Saved entries
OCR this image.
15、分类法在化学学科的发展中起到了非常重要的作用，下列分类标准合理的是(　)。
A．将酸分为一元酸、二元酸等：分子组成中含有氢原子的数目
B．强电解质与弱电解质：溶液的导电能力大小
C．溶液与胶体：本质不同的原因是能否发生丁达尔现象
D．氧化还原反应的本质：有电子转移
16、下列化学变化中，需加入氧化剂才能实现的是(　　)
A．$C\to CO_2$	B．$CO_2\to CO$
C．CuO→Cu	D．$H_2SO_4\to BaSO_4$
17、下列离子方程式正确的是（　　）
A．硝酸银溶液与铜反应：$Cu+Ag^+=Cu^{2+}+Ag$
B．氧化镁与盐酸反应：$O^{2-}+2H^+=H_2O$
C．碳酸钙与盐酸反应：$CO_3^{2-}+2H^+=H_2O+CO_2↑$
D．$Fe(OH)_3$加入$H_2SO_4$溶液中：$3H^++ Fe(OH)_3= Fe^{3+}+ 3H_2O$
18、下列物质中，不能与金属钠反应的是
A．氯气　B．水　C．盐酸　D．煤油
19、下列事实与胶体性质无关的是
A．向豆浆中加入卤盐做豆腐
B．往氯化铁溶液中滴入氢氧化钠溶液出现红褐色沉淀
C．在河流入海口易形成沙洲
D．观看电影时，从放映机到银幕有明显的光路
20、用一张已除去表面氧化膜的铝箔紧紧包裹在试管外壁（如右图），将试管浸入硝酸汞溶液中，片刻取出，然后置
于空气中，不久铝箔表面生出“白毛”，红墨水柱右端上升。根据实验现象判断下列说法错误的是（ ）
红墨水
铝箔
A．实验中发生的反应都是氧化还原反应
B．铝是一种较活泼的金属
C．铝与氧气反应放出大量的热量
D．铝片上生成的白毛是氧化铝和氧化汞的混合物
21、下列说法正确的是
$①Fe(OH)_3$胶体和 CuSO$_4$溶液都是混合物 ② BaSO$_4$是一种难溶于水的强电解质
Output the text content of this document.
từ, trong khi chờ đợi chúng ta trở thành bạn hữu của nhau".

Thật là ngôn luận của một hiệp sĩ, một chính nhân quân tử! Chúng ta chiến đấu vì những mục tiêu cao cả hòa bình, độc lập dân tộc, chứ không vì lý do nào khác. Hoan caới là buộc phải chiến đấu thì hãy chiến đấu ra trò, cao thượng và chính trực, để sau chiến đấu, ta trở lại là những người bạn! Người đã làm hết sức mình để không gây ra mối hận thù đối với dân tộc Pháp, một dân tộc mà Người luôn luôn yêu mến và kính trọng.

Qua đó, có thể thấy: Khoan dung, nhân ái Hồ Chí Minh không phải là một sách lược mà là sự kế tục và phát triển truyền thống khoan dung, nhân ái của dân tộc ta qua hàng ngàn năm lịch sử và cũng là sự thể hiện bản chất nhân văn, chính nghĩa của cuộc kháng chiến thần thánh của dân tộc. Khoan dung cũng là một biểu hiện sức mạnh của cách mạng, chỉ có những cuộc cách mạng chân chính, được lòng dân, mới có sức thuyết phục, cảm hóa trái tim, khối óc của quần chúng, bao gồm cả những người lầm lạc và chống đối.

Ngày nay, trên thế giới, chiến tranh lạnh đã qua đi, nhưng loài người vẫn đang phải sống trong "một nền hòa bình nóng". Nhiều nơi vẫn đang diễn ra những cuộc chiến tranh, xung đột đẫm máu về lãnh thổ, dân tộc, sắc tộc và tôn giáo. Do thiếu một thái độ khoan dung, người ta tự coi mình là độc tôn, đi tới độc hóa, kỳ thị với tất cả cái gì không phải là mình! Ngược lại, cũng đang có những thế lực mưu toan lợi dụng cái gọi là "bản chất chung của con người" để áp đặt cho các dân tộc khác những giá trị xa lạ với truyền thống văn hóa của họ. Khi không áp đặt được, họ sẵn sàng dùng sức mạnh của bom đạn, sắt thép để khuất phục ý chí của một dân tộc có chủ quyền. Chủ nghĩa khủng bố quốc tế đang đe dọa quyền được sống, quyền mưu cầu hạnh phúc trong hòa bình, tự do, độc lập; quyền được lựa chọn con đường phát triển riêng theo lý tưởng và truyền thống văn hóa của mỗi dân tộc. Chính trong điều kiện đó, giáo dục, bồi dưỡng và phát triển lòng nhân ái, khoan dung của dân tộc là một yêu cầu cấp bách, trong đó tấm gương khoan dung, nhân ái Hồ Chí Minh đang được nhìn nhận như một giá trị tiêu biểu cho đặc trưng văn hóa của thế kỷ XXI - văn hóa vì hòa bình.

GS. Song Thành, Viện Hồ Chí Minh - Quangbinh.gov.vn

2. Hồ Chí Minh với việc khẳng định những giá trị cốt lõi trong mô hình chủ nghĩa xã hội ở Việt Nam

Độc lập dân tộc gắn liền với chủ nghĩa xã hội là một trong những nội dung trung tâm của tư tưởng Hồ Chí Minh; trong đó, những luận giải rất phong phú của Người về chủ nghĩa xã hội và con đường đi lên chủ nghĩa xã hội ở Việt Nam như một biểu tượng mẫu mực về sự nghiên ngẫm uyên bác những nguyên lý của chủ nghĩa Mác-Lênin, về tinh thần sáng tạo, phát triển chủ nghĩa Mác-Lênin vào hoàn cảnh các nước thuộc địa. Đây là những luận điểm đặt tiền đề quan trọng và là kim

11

TASK STATEMENT
Copy the records above exactly as they appear.

RESPONSE TO THIS TASK
OCR this image.
15、分类法在化学学科的发展中起到了非常重要的作用，下列分类标准合理的是(　)。
A．将酸分为一元酸、二元酸等：分子组成中含有氢原子的数目
B．强电解质与弱电解质：溶液的导电能力大小
C．溶液与胶体：本质不同的原因是能否发生丁达尔现象
D．氧化还原反应的本质：有电子转移
16、下列化学变化中，需加入氧化剂才能实现的是(　　)
A．$C\to CO_2$	B．$CO_2\to CO$
C．CuO→Cu	D．$H_2SO_4\to BaSO_4$
17、下列离子方程式正确的是（　　）
A．硝酸银溶液与铜反应：$Cu+Ag^+=Cu^{2+}+Ag$
B．氧化镁与盐酸反应：$O^{2-}+2H^+=H_2O$
C．碳酸钙与盐酸反应：$CO_3^{2-}+2H^+=H_2O+CO_2↑$
D．$Fe(OH)_3$加入$H_2SO_4$溶液中：$3H^++ Fe(OH)_3= Fe^{3+}+ 3H_2O$
18、下列物质中，不能与金属钠反应的是
A．氯气　B．水　C．盐酸　D．煤油
19、下列事实与胶体性质无关的是
A．向豆浆中加入卤盐做豆腐
B．往氯化铁溶液中滴入氢氧化钠溶液出现红褐色沉淀
C．在河流入海口易形成沙洲
D．观看电影时，从放映机到银幕有明显的光路
20、用一张已除去表面氧化膜的铝箔紧紧包裹在试管外壁（如右图），将试管浸入硝酸汞溶液中，片刻取出，然后置
于空气中，不久铝箔表面生出“白毛”，红墨水柱右端上升。根据实验现象判断下列说法错误的是（ ）
红墨水
铝箔
A．实验中发生的反应都是氧化还原反应
B．铝是一种较活泼的金属
C．铝与氧气反应放出大量的热量
D．铝片上生成的白毛是氧化铝和氧化汞的混合物
21、下列说法正确的是
$①Fe(OH)_3$胶体和 CuSO$_4$溶液都是混合物 ② BaSO$_4$是一种难溶于水的强电解质
Output the text content of this document.
từ, trong khi chờ đợi chúng ta trở thành bạn hữu của nhau".

Thật là ngôn luận của một hiệp sĩ, một chính nhân quân tử! Chúng ta chiến đấu vì những mục tiêu cao cả hòa bình, độc lập dân tộc, chứ không vì lý do nào khác. Hoan caới là buộc phải chiến đấu thì hãy chiến đấu ra trò, cao thượng và chính trực, để sau chiến đấu, ta trở lại là những người bạn! Người đã làm hết sức mình để không gây ra mối hận thù đối với dân tộc Pháp, một dân tộc mà Người luôn luôn yêu mến và kính trọng.

Qua đó, có thể thấy: Khoan dung, nhân ái Hồ Chí Minh không phải là một sách lược mà là sự kế tục và phát triển truyền thống khoan dung, nhân ái của dân tộc ta qua hàng ngàn năm lịch sử và cũng là sự thể hiện bản chất nhân văn, chính nghĩa của cuộc kháng chiến thần thánh của dân tộc. Khoan dung cũng là một biểu hiện sức mạnh của cách mạng, chỉ có những cuộc cách mạng chân chính, được lòng dân, mới có sức thuyết phục, cảm hóa trái tim, khối óc của quần chúng, bao gồm cả những người lầm lạc và chống đối.

Ngày nay, trên thế giới, chiến tranh lạnh đã qua đi, nhưng loài người vẫn đang phải sống trong "một nền hòa bình nóng". Nhiều nơi vẫn đang diễn ra những cuộc chiến tranh, xung đột đẫm máu về lãnh thổ, dân tộc, sắc tộc và tôn giáo. Do thiếu một thái độ khoan dung, người ta tự coi mình là độc tôn, đi tới độc hóa, kỳ thị với tất cả cái gì không phải là mình! Ngược lại, cũng đang có những thế lực mưu toan lợi dụng cái gọi là "bản chất chung của con người" để áp đặt cho các dân tộc khác những giá trị xa lạ với truyền thống văn hóa của họ. Khi không áp đặt được, họ sẵn sàng dùng sức mạnh của bom đạn, sắt thép để khuất phục ý chí của một dân tộc có chủ quyền. Chủ nghĩa khủng bố quốc tế đang đe dọa quyền được sống, quyền mưu cầu hạnh phúc trong hòa bình, tự do, độc lập; quyền được lựa chọn con đường phát triển riêng theo lý tưởng và truyền thống văn hóa của mỗi dân tộc. Chính trong điều kiện đó, giáo dục, bồi dưỡng và phát triển lòng nhân ái, khoan dung của dân tộc là một yêu cầu cấp bách, trong đó tấm gương khoan dung, nhân ái Hồ Chí Minh đang được nhìn nhận như một giá trị tiêu biểu cho đặc trưng văn hóa của thế kỷ XXI - văn hóa vì hòa bình.

GS. Song Thành, Viện Hồ Chí Minh - Quangbinh.gov.vn

2. Hồ Chí Minh với việc khẳng định những giá trị cốt lõi trong mô hình chủ nghĩa xã hội ở Việt Nam

Độc lập dân tộc gắn liền với chủ nghĩa xã hội là một trong những nội dung trung tâm của tư tưởng Hồ Chí Minh; trong đó, những luận giải rất phong phú của Người về chủ nghĩa xã hội và con đường đi lên chủ nghĩa xã hội ở Việt Nam như một biểu tượng mẫu mực về sự nghiên ngẫm uyên bác những nguyên lý của chủ nghĩa Mác-Lênin, về tinh thần sáng tạo, phát triển chủ nghĩa Mác-Lênin vào hoàn cảnh các nước thuộc địa. Đây là những luận điểm đặt tiền đề quan trọng và là kim

11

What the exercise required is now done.